* _Set problem_:
Retype the material word for word.

* _Supplied material_:
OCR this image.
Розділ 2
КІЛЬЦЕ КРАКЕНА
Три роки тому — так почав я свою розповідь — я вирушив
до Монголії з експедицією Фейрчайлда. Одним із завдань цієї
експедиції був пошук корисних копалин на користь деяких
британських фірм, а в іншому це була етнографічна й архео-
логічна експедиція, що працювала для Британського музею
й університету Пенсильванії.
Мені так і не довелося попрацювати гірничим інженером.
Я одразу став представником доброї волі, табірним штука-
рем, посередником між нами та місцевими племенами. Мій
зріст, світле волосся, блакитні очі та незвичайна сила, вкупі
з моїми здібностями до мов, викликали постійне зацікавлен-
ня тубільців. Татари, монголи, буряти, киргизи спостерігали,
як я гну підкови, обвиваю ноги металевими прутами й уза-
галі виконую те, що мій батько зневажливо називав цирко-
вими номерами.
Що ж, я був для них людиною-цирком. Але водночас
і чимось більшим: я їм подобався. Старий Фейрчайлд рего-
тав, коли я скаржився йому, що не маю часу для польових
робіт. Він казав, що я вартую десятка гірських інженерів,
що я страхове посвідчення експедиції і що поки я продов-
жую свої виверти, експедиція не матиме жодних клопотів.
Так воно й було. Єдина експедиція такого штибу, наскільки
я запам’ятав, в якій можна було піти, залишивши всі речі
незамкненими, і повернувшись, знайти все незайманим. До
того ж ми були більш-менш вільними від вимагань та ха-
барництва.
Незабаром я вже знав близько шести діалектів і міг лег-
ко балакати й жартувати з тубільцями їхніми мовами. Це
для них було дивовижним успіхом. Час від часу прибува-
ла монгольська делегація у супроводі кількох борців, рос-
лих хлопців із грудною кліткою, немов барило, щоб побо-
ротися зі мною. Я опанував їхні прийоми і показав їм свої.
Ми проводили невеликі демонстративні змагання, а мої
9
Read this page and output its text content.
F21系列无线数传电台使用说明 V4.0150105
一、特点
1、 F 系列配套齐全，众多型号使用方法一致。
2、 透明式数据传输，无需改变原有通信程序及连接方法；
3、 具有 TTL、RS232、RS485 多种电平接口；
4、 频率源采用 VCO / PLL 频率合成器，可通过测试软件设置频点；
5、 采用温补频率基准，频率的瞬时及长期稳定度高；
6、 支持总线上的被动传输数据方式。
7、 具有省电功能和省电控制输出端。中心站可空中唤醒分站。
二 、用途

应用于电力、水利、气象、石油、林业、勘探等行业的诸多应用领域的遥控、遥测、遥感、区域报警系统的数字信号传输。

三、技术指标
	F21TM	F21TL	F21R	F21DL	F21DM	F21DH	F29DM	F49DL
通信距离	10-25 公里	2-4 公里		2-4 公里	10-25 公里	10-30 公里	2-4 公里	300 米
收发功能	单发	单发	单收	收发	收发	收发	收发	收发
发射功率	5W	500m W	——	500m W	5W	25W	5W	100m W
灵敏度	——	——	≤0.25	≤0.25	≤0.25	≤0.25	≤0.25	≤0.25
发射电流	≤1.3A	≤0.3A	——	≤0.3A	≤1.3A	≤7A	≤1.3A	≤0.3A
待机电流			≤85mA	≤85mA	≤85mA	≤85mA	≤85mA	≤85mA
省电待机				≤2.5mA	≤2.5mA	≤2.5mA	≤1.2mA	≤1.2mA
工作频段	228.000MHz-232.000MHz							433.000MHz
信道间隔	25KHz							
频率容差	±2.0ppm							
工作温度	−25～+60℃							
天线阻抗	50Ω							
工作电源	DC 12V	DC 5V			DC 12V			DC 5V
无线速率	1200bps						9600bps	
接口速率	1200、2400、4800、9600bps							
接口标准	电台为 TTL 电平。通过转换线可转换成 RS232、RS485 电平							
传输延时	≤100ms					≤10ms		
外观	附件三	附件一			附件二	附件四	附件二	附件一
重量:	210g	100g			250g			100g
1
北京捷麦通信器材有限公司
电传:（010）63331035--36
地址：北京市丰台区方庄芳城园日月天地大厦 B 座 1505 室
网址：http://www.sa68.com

* _Correct answer_:
OCR this image.
Розділ 2
КІЛЬЦЕ КРАКЕНА
Три роки тому — так почав я свою розповідь — я вирушив
до Монголії з експедицією Фейрчайлда. Одним із завдань цієї
експедиції був пошук корисних копалин на користь деяких
британських фірм, а в іншому це була етнографічна й архео-
логічна експедиція, що працювала для Британського музею
й університету Пенсильванії.
Мені так і не довелося попрацювати гірничим інженером.
Я одразу став представником доброї волі, табірним штука-
рем, посередником між нами та місцевими племенами. Мій
зріст, світле волосся, блакитні очі та незвичайна сила, вкупі
з моїми здібностями до мов, викликали постійне зацікавлен-
ня тубільців. Татари, монголи, буряти, киргизи спостерігали,
як я гну підкови, обвиваю ноги металевими прутами й уза-
галі виконую те, що мій батько зневажливо називав цирко-
вими номерами.
Що ж, я був для них людиною-цирком. Але водночас
і чимось більшим: я їм подобався. Старий Фейрчайлд рего-
тав, коли я скаржився йому, що не маю часу для польових
робіт. Він казав, що я вартую десятка гірських інженерів,
що я страхове посвідчення експедиції і що поки я продов-
жую свої виверти, експедиція не матиме жодних клопотів.
Так воно й було. Єдина експедиція такого штибу, наскільки
я запам’ятав, в якій можна було піти, залишивши всі речі
незамкненими, і повернувшись, знайти все незайманим. До
того ж ми були більш-менш вільними від вимагань та ха-
барництва.
Незабаром я вже знав близько шести діалектів і міг лег-
ко балакати й жартувати з тубільцями їхніми мовами. Це
для них було дивовижним успіхом. Час від часу прибува-
ла монгольська делегація у супроводі кількох борців, рос-
лих хлопців із грудною кліткою, немов барило, щоб побо-
ротися зі мною. Я опанував їхні прийоми і показав їм свої.
Ми проводили невеликі демонстративні змагання, а мої
9
Read this page and output its text content.
F21系列无线数传电台使用说明 V4.0150105
一、特点
1、 F 系列配套齐全，众多型号使用方法一致。
2、 透明式数据传输，无需改变原有通信程序及连接方法；
3、 具有 TTL、RS232、RS485 多种电平接口；
4、 频率源采用 VCO / PLL 频率合成器，可通过测试软件设置频点；
5、 采用温补频率基准，频率的瞬时及长期稳定度高；
6、 支持总线上的被动传输数据方式。
7、 具有省电功能和省电控制输出端。中心站可空中唤醒分站。
二 、用途

应用于电力、水利、气象、石油、林业、勘探等行业的诸多应用领域的遥控、遥测、遥感、区域报警系统的数字信号传输。

三、技术指标
	F21TM	F21TL	F21R	F21DL	F21DM	F21DH	F29DM	F49DL
通信距离	10-25 公里	2-4 公里		2-4 公里	10-25 公里	10-30 公里	2-4 公里	300 米
收发功能	单发	单发	单收	收发	收发	收发	收发	收发
发射功率	5W	500m W	——	500m W	5W	25W	5W	100m W
灵敏度	——	——	≤0.25	≤0.25	≤0.25	≤0.25	≤0.25	≤0.25
发射电流	≤1.3A	≤0.3A	——	≤0.3A	≤1.3A	≤7A	≤1.3A	≤0.3A
待机电流			≤85mA	≤85mA	≤85mA	≤85mA	≤85mA	≤85mA
省电待机				≤2.5mA	≤2.5mA	≤2.5mA	≤1.2mA	≤1.2mA
工作频段	228.000MHz-232.000MHz							433.000MHz
信道间隔	25KHz							
频率容差	±2.0ppm							
工作温度	−25～+60℃							
天线阻抗	50Ω							
工作电源	DC 12V	DC 5V			DC 12V			DC 5V
无线速率	1200bps						9600bps	
接口速率	1200、2400、4800、9600bps							
接口标准	电台为 TTL 电平。通过转换线可转换成 RS232、RS485 电平							
传输延时	≤100ms					≤10ms		
外观	附件三	附件一			附件二	附件四	附件二	附件一
重量:	210g	100g			250g			100g
1
北京捷麦通信器材有限公司
电传:（010）63331035--36
地址：北京市丰台区方庄芳城园日月天地大厦 B 座 1505 室
网址：http://www.sa68.com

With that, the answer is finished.